__What is required__:
Look through the data below and report how many lines include "在出口展展位内". Only the number should be given.

-=-=-

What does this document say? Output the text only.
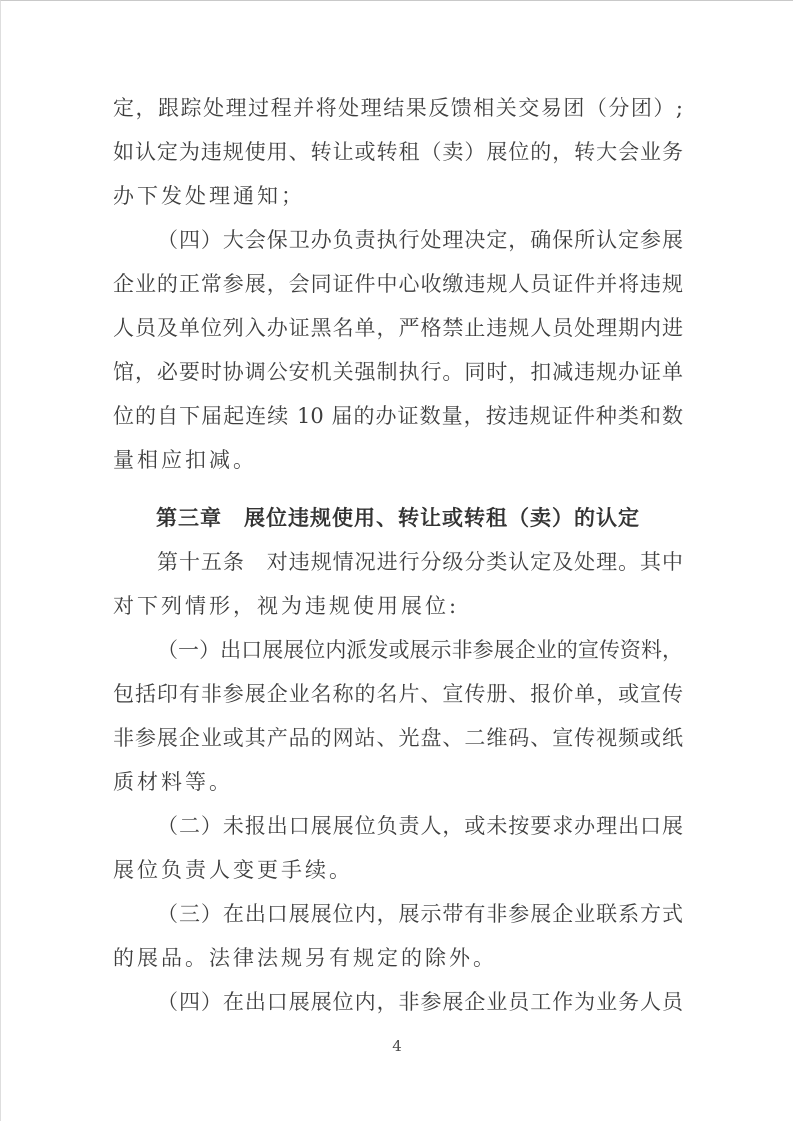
定，跟踪处理过程并将处理结果反馈相关交易团（分团）;
如认定为违规使用、转让或转租（卖）展位的，转大会业务
办下发处理通知；
（四）大会保卫办负责执行处理决定，确保所认定参展
企业的正常参展，会同证件中心收缴违规人员证件并将违规
人员及单位列入办证黑名单，严格禁止违规人员处理期内进
馆，必要时协调公安机关强制执行。同时，扣减违规办证单
位的自下届起连续 10 届的办证数量，按违规证件种类和数
量相应扣减。
第三章　展位违规使用、转让或转租（卖）的认定
第十五条　对违规情况进行分级分类认定及处理。其中
对下列情形，视为违规使用展位:
（一）出口展展位内派发或展示非参展企业的宣传资料，
包括印有非参展企业名称的名片、宣传册、报价单，或宣传
非参展企业或其产品的网站、光盘、二维码、宣传视频或纸
质材料等。
（二）未报出口展展位负责人，或未按要求办理出口展
展位负责人变更手续。
（三）在出口展展位内，展示带有非参展企业联系方式
的展品。法律法规另有规定的除外。
（四）在出口展展位内，非参展企业员工作为业务人员
4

-=-=-

__Full output__:
2